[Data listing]

• • • •

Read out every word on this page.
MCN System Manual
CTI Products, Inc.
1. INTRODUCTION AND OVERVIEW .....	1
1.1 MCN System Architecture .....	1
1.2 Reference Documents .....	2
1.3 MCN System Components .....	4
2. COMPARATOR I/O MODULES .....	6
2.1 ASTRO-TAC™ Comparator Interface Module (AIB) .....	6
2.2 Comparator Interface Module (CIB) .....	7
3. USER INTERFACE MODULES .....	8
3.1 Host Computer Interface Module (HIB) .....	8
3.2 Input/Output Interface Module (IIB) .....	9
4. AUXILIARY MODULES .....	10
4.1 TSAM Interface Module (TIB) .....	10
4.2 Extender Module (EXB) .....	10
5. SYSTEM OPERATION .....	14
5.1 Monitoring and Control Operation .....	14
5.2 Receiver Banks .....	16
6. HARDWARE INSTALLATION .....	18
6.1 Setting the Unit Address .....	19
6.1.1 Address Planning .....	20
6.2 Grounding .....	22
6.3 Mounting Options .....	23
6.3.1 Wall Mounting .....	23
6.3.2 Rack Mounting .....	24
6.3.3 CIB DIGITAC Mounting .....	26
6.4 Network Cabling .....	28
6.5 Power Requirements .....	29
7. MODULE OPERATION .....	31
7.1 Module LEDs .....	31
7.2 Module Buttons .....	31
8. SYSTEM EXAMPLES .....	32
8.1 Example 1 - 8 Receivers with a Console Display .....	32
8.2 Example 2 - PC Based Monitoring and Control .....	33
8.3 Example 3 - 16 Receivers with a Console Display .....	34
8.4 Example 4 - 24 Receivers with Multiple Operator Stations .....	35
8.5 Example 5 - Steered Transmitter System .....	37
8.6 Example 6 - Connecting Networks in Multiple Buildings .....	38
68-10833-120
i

• • • •

** What the task requires **
Restate each record exactly as written.

** In response **
Read out every word on this page.
MCN System Manual
CTI Products, Inc.
1. INTRODUCTION AND OVERVIEW .....	1
1.1 MCN System Architecture .....	1
1.2 Reference Documents .....	2
1.3 MCN System Components .....	4
2. COMPARATOR I/O MODULES .....	6
2.1 ASTRO-TAC™ Comparator Interface Module (AIB) .....	6
2.2 Comparator Interface Module (CIB) .....	7
3. USER INTERFACE MODULES .....	8
3.1 Host Computer Interface Module (HIB) .....	8
3.2 Input/Output Interface Module (IIB) .....	9
4. AUXILIARY MODULES .....	10
4.1 TSAM Interface Module (TIB) .....	10
4.2 Extender Module (EXB) .....	10
5. SYSTEM OPERATION .....	14
5.1 Monitoring and Control Operation .....	14
5.2 Receiver Banks .....	16
6. HARDWARE INSTALLATION .....	18
6.1 Setting the Unit Address .....	19
6.1.1 Address Planning .....	20
6.2 Grounding .....	22
6.3 Mounting Options .....	23
6.3.1 Wall Mounting .....	23
6.3.2 Rack Mounting .....	24
6.3.3 CIB DIGITAC Mounting .....	26
6.4 Network Cabling .....	28
6.5 Power Requirements .....	29
7. MODULE OPERATION .....	31
7.1 Module LEDs .....	31
7.2 Module Buttons .....	31
8. SYSTEM EXAMPLES .....	32
8.1 Example 1 - 8 Receivers with a Console Display .....	32
8.2 Example 2 - PC Based Monitoring and Control .....	33
8.3 Example 3 - 16 Receivers with a Console Display .....	34
8.4 Example 4 - 24 Receivers with Multiple Operator Stations .....	35
8.5 Example 5 - Steered Transmitter System .....	37
8.6 Example 6 - Connecting Networks in Multiple Buildings .....	38
68-10833-120
i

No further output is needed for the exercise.